* _BRIEF_
Please output the records below in full, exactly as given, but without the images.

* _EXERCISE MATERIALS_
--------------------

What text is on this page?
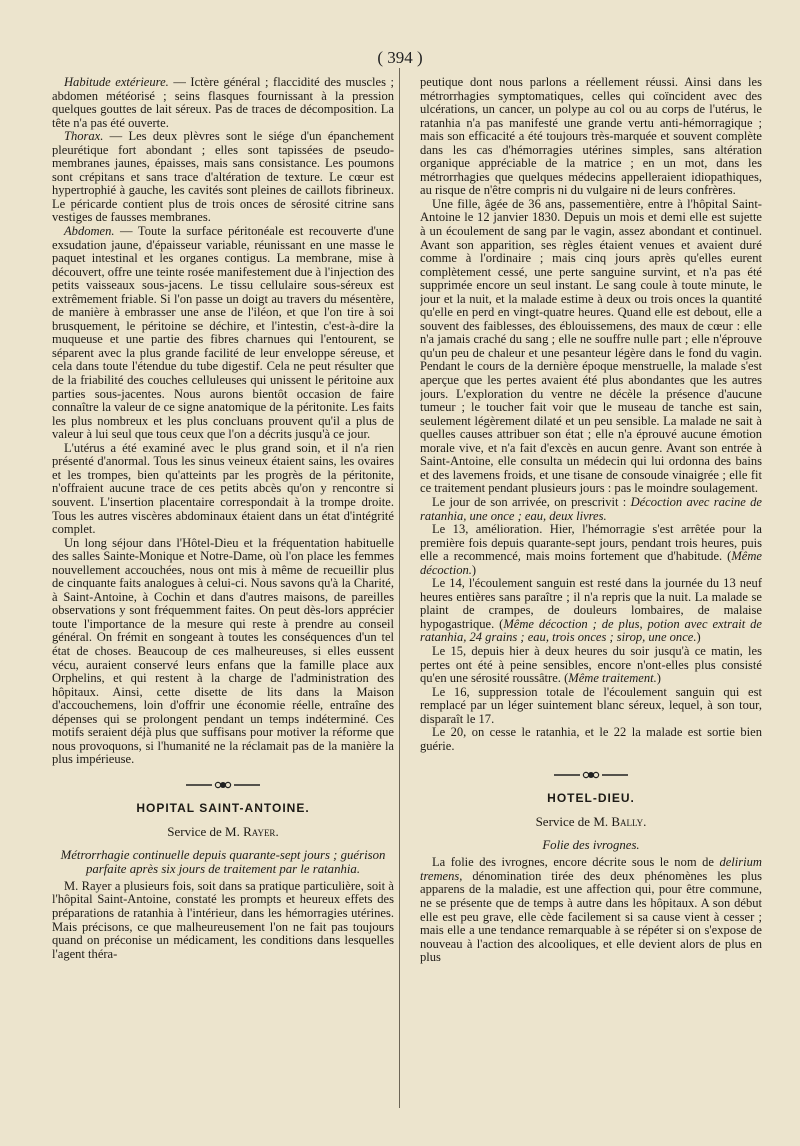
( 394 )

Habitude extérieure. — Ictère général ; flaccidité des muscles ; abdomen météorisé ; seins flasques fournissant à la pression quelques gouttes de lait séreux. Pas de traces de décomposition. La tête n'a pas été ouverte.

Thorax. — Les deux plèvres sont le siége d'un épanchement pleurétique fort abondant ; elles sont tapissées de pseudo-membranes jaunes, épaisses, mais sans consistance. Les poumons sont crépitans et sans trace d'altération de texture. Le cœur est hypertrophié à gauche, les cavités sont pleines de caillots fibrineux. Le péricarde contient plus de trois onces de sérosité citrine sans vestiges de fausses membranes.

Abdomen. — Toute la surface péritonéale est recouverte d'une exsudation jaune, d'épaisseur variable, réunissant en une masse le paquet intestinal et les organes contigus. La membrane, mise à découvert, offre une teinte rosée manifestement due à l'injection des petits vaisseaux sous-jacens. Le tissu cellulaire sous-séreux est extrêmement friable. Si l'on passe un doigt au travers du mésentère, de manière à embrasser une anse de l'iléon, et que l'on tire à soi brusquement, le péritoine se déchire, et l'intestin, c'est-à-dire la muqueuse et une partie des fibres charnues qui l'entourent, se séparent avec la plus grande facilité de leur enveloppe séreuse, et cela dans toute l'étendue du tube digestif. Cela ne peut résulter que de la friabilité des couches celluleuses qui unissent le péritoine aux parties sous-jacentes. Nous aurons bientôt occasion de faire connaître la valeur de ce signe anatomique de la péritonite. Les faits les plus nombreux et les plus concluans prouvent qu'il a plus de valeur à lui seul que tous ceux que l'on a décrits jusqu'à ce jour.

L'utérus a été examiné avec le plus grand soin, et il n'a rien présenté d'anormal. Tous les sinus veineux étaient sains, les ovaires et les trompes, bien qu'atteints par les progrès de la péritonite, n'offraient aucune trace de ces petits abcès qu'on y rencontre si souvent. L'insertion placentaire correspondait à la trompe droite. Tous les autres viscères abdominaux étaient dans un état d'intégrité complet.

Un long séjour dans l'Hôtel-Dieu et la fréquentation habituelle des salles Sainte-Monique et Notre-Dame, où l'on place les femmes nouvellement accouchées, nous ont mis à même de recueillir plus de cinquante faits analogues à celui-ci. Nous savons qu'à la Charité, à Saint-Antoine, à Cochin et dans d'autres maisons, de pareilles observations y sont fréquemment faites. On peut dès-lors apprécier toute l'importance de la mesure qui reste à prendre au conseil général. On frémit en songeant à toutes les conséquences d'un tel état de choses. Beaucoup de ces malheureuses, si elles eussent vécu, auraient conservé leurs enfans que la famille place aux Orphelins, et qui restent à la charge de l'administration des hôpitaux. Ainsi, cette disette de lits dans la Maison d'accouchemens, loin d'offrir une économie réelle, entraîne des dépenses qui se prolongent pendant un temps indéterminé. Ces motifs seraient déjà plus que suffisans pour motiver la réforme que nous provoquons, si l'humanité ne la réclamait pas de la manière la plus impérieuse.

HOPITAL SAINT-ANTOINE.
Service de M. Rayer.
Métrorrhagie continuelle depuis quarante-sept jours ; guérison parfaite après six jours de traitement par le ratanhia.

M. Rayer a plusieurs fois, soit dans sa pratique particulière, soit à l'hôpital Saint-Antoine, constaté les prompts et heureux effets des préparations de ratanhia à l'intérieur, dans les hémorragies utérines. Mais précisons, ce que malheureusement l'on ne fait pas toujours quand on préconise un médicament, les conditions dans lesquelles l'agent théra-

peutique dont nous parlons a réellement réussi. Ainsi dans les métrorrhagies symptomatiques, celles qui coïncident avec des ulcérations, un cancer, un polype au col ou au corps de l'utérus, le ratanhia n'a pas manifesté une grande vertu anti-hémorragique ; mais son efficacité a été toujours très-marquée et souvent complète dans les cas d'hémorragies utérines simples, sans altération organique appréciable de la matrice ; en un mot, dans les métrorrhagies que quelques médecins appelleraient idiopathiques, au risque de n'être compris ni du vulgaire ni de leurs confrères.

Une fille, âgée de 36 ans, passementière, entre à l'hôpital Saint-Antoine le 12 janvier 1830. Depuis un mois et demi elle est sujette à un écoulement de sang par le vagin, assez abondant et continuel. Avant son apparition, ses règles étaient venues et avaient duré comme à l'ordinaire ; mais cinq jours après qu'elles eurent complètement cessé, une perte sanguine survint, et n'a pas été supprimée encore un seul instant. Le sang coule à toute minute, le jour et la nuit, et la malade estime à deux ou trois onces la quantité qu'elle en perd en vingt-quatre heures. Quand elle est debout, elle a souvent des faiblesses, des éblouissemens, des maux de cœur : elle n'a jamais craché du sang ; elle ne souffre nulle part ; elle n'éprouve qu'un peu de chaleur et une pesanteur légère dans le fond du vagin. Pendant le cours de la dernière époque menstruelle, la malade s'est aperçue que les pertes avaient été plus abondantes que les autres jours. L'exploration du ventre ne décèle la présence d'aucune tumeur ; le toucher fait voir que le museau de tanche est sain, seulement légèrement dilaté et un peu sensible. La malade ne sait à quelles causes attribuer son état ; elle n'a éprouvé aucune émotion morale vive, et n'a fait d'excès en aucun genre. Avant son entrée à Saint-Antoine, elle consulta un médecin qui lui ordonna des bains et des lavemens froids, et une tisane de consoude vinaigrée ; elle fit ce traitement pendant plusieurs jours : pas le moindre soulagement.

Le jour de son arrivée, on prescrivit : Décoction avec racine de ratanhia, une once ; eau, deux livres.

Le 13, amélioration. Hier, l'hémorragie s'est arrêtée pour la première fois depuis quarante-sept jours, pendant trois heures, puis elle a recommencé, mais moins fortement que d'habitude. (Même décoction.)

Le 14, l'écoulement sanguin est resté dans la journée du 13 neuf heures entières sans paraître ; il n'a repris que la nuit. La malade se plaint de crampes, de douleurs lombaires, de malaise hypogastrique. (Même décoction ; de plus, potion avec extrait de ratanhia, 24 grains ; eau, trois onces ; sirop, une once.)

Le 15, depuis hier à deux heures du soir jusqu'à ce matin, les pertes ont été à peine sensibles, encore n'ont-elles plus consisté qu'en une sérosité roussâtre. (Même traitement.)

Le 16, suppression totale de l'écoulement sanguin qui est remplacé par un léger suintement blanc séreux, lequel, à son tour, disparaît le 17.

Le 20, on cesse le ratanhia, et le 22 la malade est sortie bien guérie.

HOTEL-DIEU.
Service de M. Bally.
Folie des ivrognes.

La folie des ivrognes, encore décrite sous le nom de delirium tremens, dénomination tirée des deux phénomènes les plus apparens de la maladie, est une affection qui, pour être commune, ne se présente que de temps à autre dans les hôpitaux. A son début elle est peu grave, elle cède facilement si sa cause vient à cesser ; mais elle a une tendance remarquable à se répéter si on s'expose de nouveau à l'action des alcooliques, et elle devient alors de plus en plus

--------------------

* _RESULT BELOW_
What text is on this page?
( 394 )

Habitude extérieure. — Ictère général ; flaccidité des muscles ; abdomen météorisé ; seins flasques fournissant à la pression quelques gouttes de lait séreux. Pas de traces de décomposition. La tête n'a pas été ouverte.

Thorax. — Les deux plèvres sont le siége d'un épanchement pleurétique fort abondant ; elles sont tapissées de pseudo-membranes jaunes, épaisses, mais sans consistance. Les poumons sont crépitans et sans trace d'altération de texture. Le cœur est hypertrophié à gauche, les cavités sont pleines de caillots fibrineux. Le péricarde contient plus de trois onces de sérosité citrine sans vestiges de fausses membranes.

Abdomen. — Toute la surface péritonéale est recouverte d'une exsudation jaune, d'épaisseur variable, réunissant en une masse le paquet intestinal et les organes contigus. La membrane, mise à découvert, offre une teinte rosée manifestement due à l'injection des petits vaisseaux sous-jacens. Le tissu cellulaire sous-séreux est extrêmement friable. Si l'on passe un doigt au travers du mésentère, de manière à embrasser une anse de l'iléon, et que l'on tire à soi brusquement, le péritoine se déchire, et l'intestin, c'est-à-dire la muqueuse et une partie des fibres charnues qui l'entourent, se séparent avec la plus grande facilité de leur enveloppe séreuse, et cela dans toute l'étendue du tube digestif. Cela ne peut résulter que de la friabilité des couches celluleuses qui unissent le péritoine aux parties sous-jacentes. Nous aurons bientôt occasion de faire connaître la valeur de ce signe anatomique de la péritonite. Les faits les plus nombreux et les plus concluans prouvent qu'il a plus de valeur à lui seul que tous ceux que l'on a décrits jusqu'à ce jour.

L'utérus a été examiné avec le plus grand soin, et il n'a rien présenté d'anormal. Tous les sinus veineux étaient sains, les ovaires et les trompes, bien qu'atteints par les progrès de la péritonite, n'offraient aucune trace de ces petits abcès qu'on y rencontre si souvent. L'insertion placentaire correspondait à la trompe droite. Tous les autres viscères abdominaux étaient dans un état d'intégrité complet.

Un long séjour dans l'Hôtel-Dieu et la fréquentation habituelle des salles Sainte-Monique et Notre-Dame, où l'on place les femmes nouvellement accouchées, nous ont mis à même de recueillir plus de cinquante faits analogues à celui-ci. Nous savons qu'à la Charité, à Saint-Antoine, à Cochin et dans d'autres maisons, de pareilles observations y sont fréquemment faites. On peut dès-lors apprécier toute l'importance de la mesure qui reste à prendre au conseil général. On frémit en songeant à toutes les conséquences d'un tel état de choses. Beaucoup de ces malheureuses, si elles eussent vécu, auraient conservé leurs enfans que la famille place aux Orphelins, et qui restent à la charge de l'administration des hôpitaux. Ainsi, cette disette de lits dans la Maison d'accouchemens, loin d'offrir une économie réelle, entraîne des dépenses qui se prolongent pendant un temps indéterminé. Ces motifs seraient déjà plus que suffisans pour motiver la réforme que nous provoquons, si l'humanité ne la réclamait pas de la manière la plus impérieuse.

HOPITAL SAINT-ANTOINE.
Service de M. Rayer.
Métrorrhagie continuelle depuis quarante-sept jours ; guérison parfaite après six jours de traitement par le ratanhia.

M. Rayer a plusieurs fois, soit dans sa pratique particulière, soit à l'hôpital Saint-Antoine, constaté les prompts et heureux effets des préparations de ratanhia à l'intérieur, dans les hémorragies utérines. Mais précisons, ce que malheureusement l'on ne fait pas toujours quand on préconise un médicament, les conditions dans lesquelles l'agent théra-

peutique dont nous parlons a réellement réussi. Ainsi dans les métrorrhagies symptomatiques, celles qui coïncident avec des ulcérations, un cancer, un polype au col ou au corps de l'utérus, le ratanhia n'a pas manifesté une grande vertu anti-hémorragique ; mais son efficacité a été toujours très-marquée et souvent complète dans les cas d'hémorragies utérines simples, sans altération organique appréciable de la matrice ; en un mot, dans les métrorrhagies que quelques médecins appelleraient idiopathiques, au risque de n'être compris ni du vulgaire ni de leurs confrères.

Une fille, âgée de 36 ans, passementière, entre à l'hôpital Saint-Antoine le 12 janvier 1830. Depuis un mois et demi elle est sujette à un écoulement de sang par le vagin, assez abondant et continuel. Avant son apparition, ses règles étaient venues et avaient duré comme à l'ordinaire ; mais cinq jours après qu'elles eurent complètement cessé, une perte sanguine survint, et n'a pas été supprimée encore un seul instant. Le sang coule à toute minute, le jour et la nuit, et la malade estime à deux ou trois onces la quantité qu'elle en perd en vingt-quatre heures. Quand elle est debout, elle a souvent des faiblesses, des éblouissemens, des maux de cœur : elle n'a jamais craché du sang ; elle ne souffre nulle part ; elle n'éprouve qu'un peu de chaleur et une pesanteur légère dans le fond du vagin. Pendant le cours de la dernière époque menstruelle, la malade s'est aperçue que les pertes avaient été plus abondantes que les autres jours. L'exploration du ventre ne décèle la présence d'aucune tumeur ; le toucher fait voir que le museau de tanche est sain, seulement légèrement dilaté et un peu sensible. La malade ne sait à quelles causes attribuer son état ; elle n'a éprouvé aucune émotion morale vive, et n'a fait d'excès en aucun genre. Avant son entrée à Saint-Antoine, elle consulta un médecin qui lui ordonna des bains et des lavemens froids, et une tisane de consoude vinaigrée ; elle fit ce traitement pendant plusieurs jours : pas le moindre soulagement.

Le jour de son arrivée, on prescrivit : Décoction avec racine de ratanhia, une once ; eau, deux livres.

Le 13, amélioration. Hier, l'hémorragie s'est arrêtée pour la première fois depuis quarante-sept jours, pendant trois heures, puis elle a recommencé, mais moins fortement que d'habitude. (Même décoction.)

Le 14, l'écoulement sanguin est resté dans la journée du 13 neuf heures entières sans paraître ; il n'a repris que la nuit. La malade se plaint de crampes, de douleurs lombaires, de malaise hypogastrique. (Même décoction ; de plus, potion avec extrait de ratanhia, 24 grains ; eau, trois onces ; sirop, une once.)

Le 15, depuis hier à deux heures du soir jusqu'à ce matin, les pertes ont été à peine sensibles, encore n'ont-elles plus consisté qu'en une sérosité roussâtre. (Même traitement.)

Le 16, suppression totale de l'écoulement sanguin qui est remplacé par un léger suintement blanc séreux, lequel, à son tour, disparaît le 17.

Le 20, on cesse le ratanhia, et le 22 la malade est sortie bien guérie.

HOTEL-DIEU.
Service de M. Bally.
Folie des ivrognes.

La folie des ivrognes, encore décrite sous le nom de delirium tremens, dénomination tirée des deux phénomènes les plus apparens de la maladie, est une affection qui, pour être commune, ne se présente que de temps à autre dans les hôpitaux. A son début elle est peu grave, elle cède facilement si sa cause vient à cesser ; mais elle a une tendance remarquable à se répéter si on s'expose de nouveau à l'action des alcooliques, et elle devient alors de plus en plus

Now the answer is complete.